Goal of the exercise: Repeat all entries exactly.

-- -- --

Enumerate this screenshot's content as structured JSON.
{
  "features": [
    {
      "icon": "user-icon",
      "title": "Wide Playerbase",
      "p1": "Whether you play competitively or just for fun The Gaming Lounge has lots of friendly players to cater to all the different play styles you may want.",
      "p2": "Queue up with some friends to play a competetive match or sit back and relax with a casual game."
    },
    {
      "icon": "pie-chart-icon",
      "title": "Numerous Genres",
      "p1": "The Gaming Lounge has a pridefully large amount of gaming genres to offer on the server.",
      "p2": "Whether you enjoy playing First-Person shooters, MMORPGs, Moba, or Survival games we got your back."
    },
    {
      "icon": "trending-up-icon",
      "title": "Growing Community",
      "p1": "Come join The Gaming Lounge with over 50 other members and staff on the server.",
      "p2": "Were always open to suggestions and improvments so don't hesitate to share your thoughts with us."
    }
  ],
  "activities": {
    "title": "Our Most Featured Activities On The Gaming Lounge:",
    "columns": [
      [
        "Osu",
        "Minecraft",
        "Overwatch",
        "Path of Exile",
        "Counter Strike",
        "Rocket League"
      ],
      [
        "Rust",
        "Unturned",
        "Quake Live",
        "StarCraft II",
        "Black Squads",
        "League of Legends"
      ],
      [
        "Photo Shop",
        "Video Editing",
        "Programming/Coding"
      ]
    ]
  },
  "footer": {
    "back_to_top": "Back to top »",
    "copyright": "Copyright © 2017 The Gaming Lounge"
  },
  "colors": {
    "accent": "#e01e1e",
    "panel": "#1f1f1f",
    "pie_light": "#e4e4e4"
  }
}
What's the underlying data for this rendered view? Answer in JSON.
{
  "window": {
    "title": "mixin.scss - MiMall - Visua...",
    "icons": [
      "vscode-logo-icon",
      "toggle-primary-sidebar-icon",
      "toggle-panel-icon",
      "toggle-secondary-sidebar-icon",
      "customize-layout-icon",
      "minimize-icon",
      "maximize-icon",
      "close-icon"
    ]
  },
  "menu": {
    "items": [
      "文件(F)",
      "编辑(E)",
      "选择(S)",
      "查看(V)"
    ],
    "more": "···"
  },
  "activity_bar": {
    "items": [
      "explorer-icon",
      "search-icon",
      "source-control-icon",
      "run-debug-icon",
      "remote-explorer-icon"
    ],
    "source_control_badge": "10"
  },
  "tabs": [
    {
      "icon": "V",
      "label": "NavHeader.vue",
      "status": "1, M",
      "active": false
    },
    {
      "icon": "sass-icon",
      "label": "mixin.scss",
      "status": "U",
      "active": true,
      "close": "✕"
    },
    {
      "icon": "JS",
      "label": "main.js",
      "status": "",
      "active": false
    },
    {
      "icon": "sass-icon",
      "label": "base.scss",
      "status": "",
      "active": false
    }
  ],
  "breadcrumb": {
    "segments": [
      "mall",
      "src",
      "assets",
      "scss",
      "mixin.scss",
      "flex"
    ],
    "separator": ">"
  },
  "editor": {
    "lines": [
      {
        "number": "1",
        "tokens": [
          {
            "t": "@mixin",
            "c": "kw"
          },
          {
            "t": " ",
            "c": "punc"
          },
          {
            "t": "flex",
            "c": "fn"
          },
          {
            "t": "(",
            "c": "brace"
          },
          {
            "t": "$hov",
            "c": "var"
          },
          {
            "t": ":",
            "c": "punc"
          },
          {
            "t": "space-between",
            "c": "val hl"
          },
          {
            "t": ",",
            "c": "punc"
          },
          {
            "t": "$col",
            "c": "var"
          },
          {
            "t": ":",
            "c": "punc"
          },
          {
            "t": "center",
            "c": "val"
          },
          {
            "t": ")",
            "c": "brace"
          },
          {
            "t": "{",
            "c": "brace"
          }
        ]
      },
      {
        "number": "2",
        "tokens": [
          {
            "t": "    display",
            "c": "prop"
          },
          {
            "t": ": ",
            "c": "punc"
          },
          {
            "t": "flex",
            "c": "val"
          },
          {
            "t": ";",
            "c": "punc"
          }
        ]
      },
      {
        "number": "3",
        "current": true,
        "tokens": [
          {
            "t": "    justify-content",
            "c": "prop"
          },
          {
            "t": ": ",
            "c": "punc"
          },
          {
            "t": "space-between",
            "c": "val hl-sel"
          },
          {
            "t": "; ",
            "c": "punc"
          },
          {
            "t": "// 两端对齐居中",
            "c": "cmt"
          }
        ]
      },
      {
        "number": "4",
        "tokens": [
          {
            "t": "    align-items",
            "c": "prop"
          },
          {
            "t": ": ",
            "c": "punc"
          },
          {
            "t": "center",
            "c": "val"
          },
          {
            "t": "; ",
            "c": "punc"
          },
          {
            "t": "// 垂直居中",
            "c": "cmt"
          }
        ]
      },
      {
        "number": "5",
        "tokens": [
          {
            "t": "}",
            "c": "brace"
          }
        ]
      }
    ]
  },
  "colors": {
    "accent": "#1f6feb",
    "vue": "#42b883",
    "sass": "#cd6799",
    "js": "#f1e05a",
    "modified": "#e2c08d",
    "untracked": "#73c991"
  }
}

-- -- --

Reply:
Enumerate this screenshot's content as structured JSON.
{
  "features": [
    {
      "icon": "user-icon",
      "title": "Wide Playerbase",
      "p1": "Whether you play competitively or just for fun The Gaming Lounge has lots of friendly players to cater to all the different play styles you may want.",
      "p2": "Queue up with some friends to play a competetive match or sit back and relax with a casual game."
    },
    {
      "icon": "pie-chart-icon",
      "title": "Numerous Genres",
      "p1": "The Gaming Lounge has a pridefully large amount of gaming genres to offer on the server.",
      "p2": "Whether you enjoy playing First-Person shooters, MMORPGs, Moba, or Survival games we got your back."
    },
    {
      "icon": "trending-up-icon",
      "title": "Growing Community",
      "p1": "Come join The Gaming Lounge with over 50 other members and staff on the server.",
      "p2": "Were always open to suggestions and improvments so don't hesitate to share your thoughts with us."
    }
  ],
  "activities": {
    "title": "Our Most Featured Activities On The Gaming Lounge:",
    "columns": [
      [
        "Osu",
        "Minecraft",
        "Overwatch",
        "Path of Exile",
        "Counter Strike",
        "Rocket League"
      ],
      [
        "Rust",
        "Unturned",
        "Quake Live",
        "StarCraft II",
        "Black Squads",
        "League of Legends"
      ],
      [
        "Photo Shop",
        "Video Editing",
        "Programming/Coding"
      ]
    ]
  },
  "footer": {
    "back_to_top": "Back to top »",
    "copyright": "Copyright © 2017 The Gaming Lounge"
  },
  "colors": {
    "accent": "#e01e1e",
    "panel": "#1f1f1f",
    "pie_light": "#e4e4e4"
  }
}
What's the underlying data for this rendered view? Answer in JSON.
{
  "window": {
    "title": "mixin.scss - MiMall - Visua...",
    "icons": [
      "vscode-logo-icon",
      "toggle-primary-sidebar-icon",
      "toggle-panel-icon",
      "toggle-secondary-sidebar-icon",
      "customize-layout-icon",
      "minimize-icon",
      "maximize-icon",
      "close-icon"
    ]
  },
  "menu": {
    "items": [
      "文件(F)",
      "编辑(E)",
      "选择(S)",
      "查看(V)"
    ],
    "more": "···"
  },
  "activity_bar": {
    "items": [
      "explorer-icon",
      "search-icon",
      "source-control-icon",
      "run-debug-icon",
      "remote-explorer-icon"
    ],
    "source_control_badge": "10"
  },
  "tabs": [
    {
      "icon": "V",
      "label": "NavHeader.vue",
      "status": "1, M",
      "active": false
    },
    {
      "icon": "sass-icon",
      "label": "mixin.scss",
      "status": "U",
      "active": true,
      "close": "✕"
    },
    {
      "icon": "JS",
      "label": "main.js",
      "status": "",
      "active": false
    },
    {
      "icon": "sass-icon",
      "label": "base.scss",
      "status": "",
      "active": false
    }
  ],
  "breadcrumb": {
    "segments": [
      "mall",
      "src",
      "assets",
      "scss",
      "mixin.scss",
      "flex"
    ],
    "separator": ">"
  },
  "editor": {
    "lines": [
      {
        "number": "1",
        "tokens": [
          {
            "t": "@mixin",
            "c": "kw"
          },
          {
            "t": " ",
            "c": "punc"
          },
          {
            "t": "flex",
            "c": "fn"
          },
          {
            "t": "(",
            "c": "brace"
          },
          {
            "t": "$hov",
            "c": "var"
          },
          {
            "t": ":",
            "c": "punc"
          },
          {
            "t": "space-between",
            "c": "val hl"
          },
          {
            "t": ",",
            "c": "punc"
          },
          {
            "t": "$col",
            "c": "var"
          },
          {
            "t": ":",
            "c": "punc"
          },
          {
            "t": "center",
            "c": "val"
          },
          {
            "t": ")",
            "c": "brace"
          },
          {
            "t": "{",
            "c": "brace"
          }
        ]
      },
      {
        "number": "2",
        "tokens": [
          {
            "t": "    display",
            "c": "prop"
          },
          {
            "t": ": ",
            "c": "punc"
          },
          {
            "t": "flex",
            "c": "val"
          },
          {
            "t": ";",
            "c": "punc"
          }
        ]
      },
      {
        "number": "3",
        "current": true,
        "tokens": [
          {
            "t": "    justify-content",
            "c": "prop"
          },
          {
            "t": ": ",
            "c": "punc"
          },
          {
            "t": "space-between",
            "c": "val hl-sel"
          },
          {
            "t": "; ",
            "c": "punc"
          },
          {
            "t": "// 两端对齐居中",
            "c": "cmt"
          }
        ]
      },
      {
        "number": "4",
        "tokens": [
          {
            "t": "    align-items",
            "c": "prop"
          },
          {
            "t": ": ",
            "c": "punc"
          },
          {
            "t": "center",
            "c": "val"
          },
          {
            "t": "; ",
            "c": "punc"
          },
          {
            "t": "// 垂直居中",
            "c": "cmt"
          }
        ]
      },
      {
        "number": "5",
        "tokens": [
          {
            "t": "}",
            "c": "brace"
          }
        ]
      }
    ]
  },
  "colors": {
    "accent": "#1f6feb",
    "vue": "#42b883",
    "sass": "#cd6799",
    "js": "#f1e05a",
    "modified": "#e2c08d",
    "untracked": "#73c991"
  }
}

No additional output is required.